Repeat the whole listing exactly.

________________________________________

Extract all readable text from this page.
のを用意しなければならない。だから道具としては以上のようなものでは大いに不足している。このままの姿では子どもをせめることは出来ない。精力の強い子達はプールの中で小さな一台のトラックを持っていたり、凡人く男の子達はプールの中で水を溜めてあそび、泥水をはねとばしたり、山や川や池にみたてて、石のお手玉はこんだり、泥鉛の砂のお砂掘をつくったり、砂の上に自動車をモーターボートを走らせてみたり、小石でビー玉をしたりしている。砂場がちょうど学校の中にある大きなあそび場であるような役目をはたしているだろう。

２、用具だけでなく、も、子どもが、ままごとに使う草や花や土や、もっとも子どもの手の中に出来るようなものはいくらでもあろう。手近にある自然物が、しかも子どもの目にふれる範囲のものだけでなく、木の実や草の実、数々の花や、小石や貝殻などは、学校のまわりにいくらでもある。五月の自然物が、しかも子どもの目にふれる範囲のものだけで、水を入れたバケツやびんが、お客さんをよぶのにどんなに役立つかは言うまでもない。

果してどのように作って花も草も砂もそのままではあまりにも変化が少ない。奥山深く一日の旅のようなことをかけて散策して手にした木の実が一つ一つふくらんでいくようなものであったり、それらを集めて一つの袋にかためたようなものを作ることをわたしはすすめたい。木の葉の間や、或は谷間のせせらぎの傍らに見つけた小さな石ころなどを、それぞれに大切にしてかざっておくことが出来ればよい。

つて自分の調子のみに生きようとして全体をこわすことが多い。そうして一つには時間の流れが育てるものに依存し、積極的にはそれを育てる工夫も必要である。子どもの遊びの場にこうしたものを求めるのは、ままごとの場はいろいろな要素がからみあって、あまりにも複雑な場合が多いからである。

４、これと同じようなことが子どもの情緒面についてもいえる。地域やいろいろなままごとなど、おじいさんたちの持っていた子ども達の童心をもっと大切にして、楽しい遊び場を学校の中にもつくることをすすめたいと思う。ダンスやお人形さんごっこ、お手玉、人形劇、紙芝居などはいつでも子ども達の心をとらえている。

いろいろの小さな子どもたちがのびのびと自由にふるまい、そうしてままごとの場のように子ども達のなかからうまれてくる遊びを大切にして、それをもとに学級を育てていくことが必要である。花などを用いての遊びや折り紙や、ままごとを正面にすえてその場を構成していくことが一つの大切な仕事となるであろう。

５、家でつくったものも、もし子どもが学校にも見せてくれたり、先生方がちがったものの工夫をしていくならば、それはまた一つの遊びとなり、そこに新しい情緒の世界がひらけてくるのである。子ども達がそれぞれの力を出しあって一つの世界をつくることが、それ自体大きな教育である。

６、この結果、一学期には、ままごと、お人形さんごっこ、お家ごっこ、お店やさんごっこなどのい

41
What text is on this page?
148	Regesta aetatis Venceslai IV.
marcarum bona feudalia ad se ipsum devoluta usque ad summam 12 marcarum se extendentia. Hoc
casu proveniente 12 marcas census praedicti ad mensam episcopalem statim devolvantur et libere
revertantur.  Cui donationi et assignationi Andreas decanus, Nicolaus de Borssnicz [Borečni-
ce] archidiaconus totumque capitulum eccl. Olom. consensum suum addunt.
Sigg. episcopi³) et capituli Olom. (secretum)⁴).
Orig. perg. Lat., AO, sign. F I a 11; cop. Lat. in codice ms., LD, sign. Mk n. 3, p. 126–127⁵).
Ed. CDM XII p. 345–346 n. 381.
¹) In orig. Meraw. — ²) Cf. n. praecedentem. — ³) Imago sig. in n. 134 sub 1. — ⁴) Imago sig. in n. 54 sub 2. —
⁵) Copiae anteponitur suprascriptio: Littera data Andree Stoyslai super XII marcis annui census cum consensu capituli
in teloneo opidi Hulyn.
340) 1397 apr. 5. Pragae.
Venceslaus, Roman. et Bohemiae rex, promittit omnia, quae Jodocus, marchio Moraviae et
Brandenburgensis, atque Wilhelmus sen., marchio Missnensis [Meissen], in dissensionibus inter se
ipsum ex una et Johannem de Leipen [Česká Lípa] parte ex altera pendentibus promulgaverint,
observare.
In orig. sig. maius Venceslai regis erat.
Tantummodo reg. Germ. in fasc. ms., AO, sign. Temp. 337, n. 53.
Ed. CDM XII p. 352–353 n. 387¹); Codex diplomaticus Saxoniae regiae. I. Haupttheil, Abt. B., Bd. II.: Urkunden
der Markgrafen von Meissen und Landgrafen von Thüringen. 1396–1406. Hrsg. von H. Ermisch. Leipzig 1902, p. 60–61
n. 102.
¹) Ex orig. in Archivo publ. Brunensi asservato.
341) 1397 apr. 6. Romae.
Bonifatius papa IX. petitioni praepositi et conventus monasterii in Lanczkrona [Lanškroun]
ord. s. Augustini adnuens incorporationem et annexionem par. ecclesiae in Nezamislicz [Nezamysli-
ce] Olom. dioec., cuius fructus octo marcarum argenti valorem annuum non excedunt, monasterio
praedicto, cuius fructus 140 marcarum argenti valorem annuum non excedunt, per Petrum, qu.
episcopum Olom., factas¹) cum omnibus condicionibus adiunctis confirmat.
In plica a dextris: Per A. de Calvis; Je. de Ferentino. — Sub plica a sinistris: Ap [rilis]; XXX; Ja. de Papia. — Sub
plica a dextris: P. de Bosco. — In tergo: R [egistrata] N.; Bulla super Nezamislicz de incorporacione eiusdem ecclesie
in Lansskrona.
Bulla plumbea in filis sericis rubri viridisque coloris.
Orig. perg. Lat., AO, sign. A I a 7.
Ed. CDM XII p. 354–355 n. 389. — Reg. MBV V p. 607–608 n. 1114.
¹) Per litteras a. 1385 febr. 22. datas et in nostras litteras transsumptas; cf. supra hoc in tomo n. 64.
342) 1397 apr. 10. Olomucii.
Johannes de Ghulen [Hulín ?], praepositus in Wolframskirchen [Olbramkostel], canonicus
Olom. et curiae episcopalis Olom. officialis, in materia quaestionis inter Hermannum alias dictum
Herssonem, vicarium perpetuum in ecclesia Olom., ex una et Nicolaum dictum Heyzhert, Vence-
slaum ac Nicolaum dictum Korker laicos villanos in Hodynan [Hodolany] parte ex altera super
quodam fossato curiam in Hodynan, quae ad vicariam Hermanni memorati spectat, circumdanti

________________________________________

▶ **SOLUTION TO THE PROBLEM**
Extract all readable text from this page.
のを用意しなければならない。だから道具としては以上のようなものでは大いに不足している。このままの姿では子どもをせめることは出来ない。精力の強い子達はプールの中で小さな一台のトラックを持っていたり、凡人く男の子達はプールの中で水を溜めてあそび、泥水をはねとばしたり、山や川や池にみたてて、石のお手玉はこんだり、泥鉛の砂のお砂掘をつくったり、砂の上に自動車をモーターボートを走らせてみたり、小石でビー玉をしたりしている。砂場がちょうど学校の中にある大きなあそび場であるような役目をはたしているだろう。

２、用具だけでなく、も、子どもが、ままごとに使う草や花や土や、もっとも子どもの手の中に出来るようなものはいくらでもあろう。手近にある自然物が、しかも子どもの目にふれる範囲のものだけでなく、木の実や草の実、数々の花や、小石や貝殻などは、学校のまわりにいくらでもある。五月の自然物が、しかも子どもの目にふれる範囲のものだけで、水を入れたバケツやびんが、お客さんをよぶのにどんなに役立つかは言うまでもない。

果してどのように作って花も草も砂もそのままではあまりにも変化が少ない。奥山深く一日の旅のようなことをかけて散策して手にした木の実が一つ一つふくらんでいくようなものであったり、それらを集めて一つの袋にかためたようなものを作ることをわたしはすすめたい。木の葉の間や、或は谷間のせせらぎの傍らに見つけた小さな石ころなどを、それぞれに大切にしてかざっておくことが出来ればよい。

つて自分の調子のみに生きようとして全体をこわすことが多い。そうして一つには時間の流れが育てるものに依存し、積極的にはそれを育てる工夫も必要である。子どもの遊びの場にこうしたものを求めるのは、ままごとの場はいろいろな要素がからみあって、あまりにも複雑な場合が多いからである。

４、これと同じようなことが子どもの情緒面についてもいえる。地域やいろいろなままごとなど、おじいさんたちの持っていた子ども達の童心をもっと大切にして、楽しい遊び場を学校の中にもつくることをすすめたいと思う。ダンスやお人形さんごっこ、お手玉、人形劇、紙芝居などはいつでも子ども達の心をとらえている。

いろいろの小さな子どもたちがのびのびと自由にふるまい、そうしてままごとの場のように子ども達のなかからうまれてくる遊びを大切にして、それをもとに学級を育てていくことが必要である。花などを用いての遊びや折り紙や、ままごとを正面にすえてその場を構成していくことが一つの大切な仕事となるであろう。

５、家でつくったものも、もし子どもが学校にも見せてくれたり、先生方がちがったものの工夫をしていくならば、それはまた一つの遊びとなり、そこに新しい情緒の世界がひらけてくるのである。子ども達がそれぞれの力を出しあって一つの世界をつくることが、それ自体大きな教育である。

６、この結果、一学期には、ままごと、お人形さんごっこ、お家ごっこ、お店やさんごっこなどのい

41
What text is on this page?
148	Regesta aetatis Venceslai IV.
marcarum bona feudalia ad se ipsum devoluta usque ad summam 12 marcarum se extendentia. Hoc
casu proveniente 12 marcas census praedicti ad mensam episcopalem statim devolvantur et libere
revertantur.  Cui donationi et assignationi Andreas decanus, Nicolaus de Borssnicz [Borečni-
ce] archidiaconus totumque capitulum eccl. Olom. consensum suum addunt.
Sigg. episcopi³) et capituli Olom. (secretum)⁴).
Orig. perg. Lat., AO, sign. F I a 11; cop. Lat. in codice ms., LD, sign. Mk n. 3, p. 126–127⁵).
Ed. CDM XII p. 345–346 n. 381.
¹) In orig. Meraw. — ²) Cf. n. praecedentem. — ³) Imago sig. in n. 134 sub 1. — ⁴) Imago sig. in n. 54 sub 2. —
⁵) Copiae anteponitur suprascriptio: Littera data Andree Stoyslai super XII marcis annui census cum consensu capituli
in teloneo opidi Hulyn.
340) 1397 apr. 5. Pragae.
Venceslaus, Roman. et Bohemiae rex, promittit omnia, quae Jodocus, marchio Moraviae et
Brandenburgensis, atque Wilhelmus sen., marchio Missnensis [Meissen], in dissensionibus inter se
ipsum ex una et Johannem de Leipen [Česká Lípa] parte ex altera pendentibus promulgaverint,
observare.
In orig. sig. maius Venceslai regis erat.
Tantummodo reg. Germ. in fasc. ms., AO, sign. Temp. 337, n. 53.
Ed. CDM XII p. 352–353 n. 387¹); Codex diplomaticus Saxoniae regiae. I. Haupttheil, Abt. B., Bd. II.: Urkunden
der Markgrafen von Meissen und Landgrafen von Thüringen. 1396–1406. Hrsg. von H. Ermisch. Leipzig 1902, p. 60–61
n. 102.
¹) Ex orig. in Archivo publ. Brunensi asservato.
341) 1397 apr. 6. Romae.
Bonifatius papa IX. petitioni praepositi et conventus monasterii in Lanczkrona [Lanškroun]
ord. s. Augustini adnuens incorporationem et annexionem par. ecclesiae in Nezamislicz [Nezamysli-
ce] Olom. dioec., cuius fructus octo marcarum argenti valorem annuum non excedunt, monasterio
praedicto, cuius fructus 140 marcarum argenti valorem annuum non excedunt, per Petrum, qu.
episcopum Olom., factas¹) cum omnibus condicionibus adiunctis confirmat.
In plica a dextris: Per A. de Calvis; Je. de Ferentino. — Sub plica a sinistris: Ap [rilis]; XXX; Ja. de Papia. — Sub
plica a dextris: P. de Bosco. — In tergo: R [egistrata] N.; Bulla super Nezamislicz de incorporacione eiusdem ecclesie
in Lansskrona.
Bulla plumbea in filis sericis rubri viridisque coloris.
Orig. perg. Lat., AO, sign. A I a 7.
Ed. CDM XII p. 354–355 n. 389. — Reg. MBV V p. 607–608 n. 1114.
¹) Per litteras a. 1385 febr. 22. datas et in nostras litteras transsumptas; cf. supra hoc in tomo n. 64.
342) 1397 apr. 10. Olomucii.
Johannes de Ghulen [Hulín ?], praepositus in Wolframskirchen [Olbramkostel], canonicus
Olom. et curiae episcopalis Olom. officialis, in materia quaestionis inter Hermannum alias dictum
Herssonem, vicarium perpetuum in ecclesia Olom., ex una et Nicolaum dictum Heyzhert, Vence-
slaum ac Nicolaum dictum Korker laicos villanos in Hodynan [Hodolany] parte ex altera super
quodam fossato curiam in Hodynan, quae ad vicariam Hermanni memorati spectat, circumdanti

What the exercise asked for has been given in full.